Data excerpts
((

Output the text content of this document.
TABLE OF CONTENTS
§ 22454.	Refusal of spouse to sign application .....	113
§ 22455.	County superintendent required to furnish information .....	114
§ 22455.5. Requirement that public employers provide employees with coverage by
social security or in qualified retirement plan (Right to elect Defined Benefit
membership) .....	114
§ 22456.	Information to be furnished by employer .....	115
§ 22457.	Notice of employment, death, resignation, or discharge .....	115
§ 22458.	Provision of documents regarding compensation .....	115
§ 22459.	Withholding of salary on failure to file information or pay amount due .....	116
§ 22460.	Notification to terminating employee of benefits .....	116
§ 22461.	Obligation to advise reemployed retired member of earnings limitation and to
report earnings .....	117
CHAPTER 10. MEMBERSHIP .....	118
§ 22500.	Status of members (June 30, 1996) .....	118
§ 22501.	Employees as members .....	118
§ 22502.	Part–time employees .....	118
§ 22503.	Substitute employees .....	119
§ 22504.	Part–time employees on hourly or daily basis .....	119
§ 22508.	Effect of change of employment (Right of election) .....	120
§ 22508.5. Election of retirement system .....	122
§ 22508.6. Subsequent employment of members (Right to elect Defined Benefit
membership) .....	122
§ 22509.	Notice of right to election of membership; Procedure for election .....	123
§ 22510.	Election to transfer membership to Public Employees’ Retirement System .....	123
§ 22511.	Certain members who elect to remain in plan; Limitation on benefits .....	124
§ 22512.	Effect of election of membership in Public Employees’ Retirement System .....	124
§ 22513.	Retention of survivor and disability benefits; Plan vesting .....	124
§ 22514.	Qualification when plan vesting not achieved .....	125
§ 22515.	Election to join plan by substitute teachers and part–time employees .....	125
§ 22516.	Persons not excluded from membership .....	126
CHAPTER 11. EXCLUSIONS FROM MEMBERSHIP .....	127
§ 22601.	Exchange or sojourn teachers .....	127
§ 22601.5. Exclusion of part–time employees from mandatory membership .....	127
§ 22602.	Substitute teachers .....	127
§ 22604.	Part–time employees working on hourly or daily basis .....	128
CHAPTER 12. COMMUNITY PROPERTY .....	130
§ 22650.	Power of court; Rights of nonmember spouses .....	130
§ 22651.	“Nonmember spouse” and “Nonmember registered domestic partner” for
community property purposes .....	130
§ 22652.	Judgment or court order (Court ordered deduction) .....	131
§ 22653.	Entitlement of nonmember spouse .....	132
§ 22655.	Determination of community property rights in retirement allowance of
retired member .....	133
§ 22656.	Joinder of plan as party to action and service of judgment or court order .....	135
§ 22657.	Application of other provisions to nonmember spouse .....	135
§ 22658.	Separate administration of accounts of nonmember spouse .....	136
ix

))

Exercise aim: Extract the complete data, matching each line exactly.

Answer to the task:
Output the text content of this document.
TABLE OF CONTENTS
§ 22454.	Refusal of spouse to sign application .....	113
§ 22455.	County superintendent required to furnish information .....	114
§ 22455.5. Requirement that public employers provide employees with coverage by
social security or in qualified retirement plan (Right to elect Defined Benefit
membership) .....	114
§ 22456.	Information to be furnished by employer .....	115
§ 22457.	Notice of employment, death, resignation, or discharge .....	115
§ 22458.	Provision of documents regarding compensation .....	115
§ 22459.	Withholding of salary on failure to file information or pay amount due .....	116
§ 22460.	Notification to terminating employee of benefits .....	116
§ 22461.	Obligation to advise reemployed retired member of earnings limitation and to
report earnings .....	117
CHAPTER 10. MEMBERSHIP .....	118
§ 22500.	Status of members (June 30, 1996) .....	118
§ 22501.	Employees as members .....	118
§ 22502.	Part–time employees .....	118
§ 22503.	Substitute employees .....	119
§ 22504.	Part–time employees on hourly or daily basis .....	119
§ 22508.	Effect of change of employment (Right of election) .....	120
§ 22508.5. Election of retirement system .....	122
§ 22508.6. Subsequent employment of members (Right to elect Defined Benefit
membership) .....	122
§ 22509.	Notice of right to election of membership; Procedure for election .....	123
§ 22510.	Election to transfer membership to Public Employees’ Retirement System .....	123
§ 22511.	Certain members who elect to remain in plan; Limitation on benefits .....	124
§ 22512.	Effect of election of membership in Public Employees’ Retirement System .....	124
§ 22513.	Retention of survivor and disability benefits; Plan vesting .....	124
§ 22514.	Qualification when plan vesting not achieved .....	125
§ 22515.	Election to join plan by substitute teachers and part–time employees .....	125
§ 22516.	Persons not excluded from membership .....	126
CHAPTER 11. EXCLUSIONS FROM MEMBERSHIP .....	127
§ 22601.	Exchange or sojourn teachers .....	127
§ 22601.5. Exclusion of part–time employees from mandatory membership .....	127
§ 22602.	Substitute teachers .....	127
§ 22604.	Part–time employees working on hourly or daily basis .....	128
CHAPTER 12. COMMUNITY PROPERTY .....	130
§ 22650.	Power of court; Rights of nonmember spouses .....	130
§ 22651.	“Nonmember spouse” and “Nonmember registered domestic partner” for
community property purposes .....	130
§ 22652.	Judgment or court order (Court ordered deduction) .....	131
§ 22653.	Entitlement of nonmember spouse .....	132
§ 22655.	Determination of community property rights in retirement allowance of
retired member .....	133
§ 22656.	Joinder of plan as party to action and service of judgment or court order .....	135
§ 22657.	Application of other provisions to nonmember spouse .....	135
§ 22658.	Separate administration of accounts of nonmember spouse .....	136
ix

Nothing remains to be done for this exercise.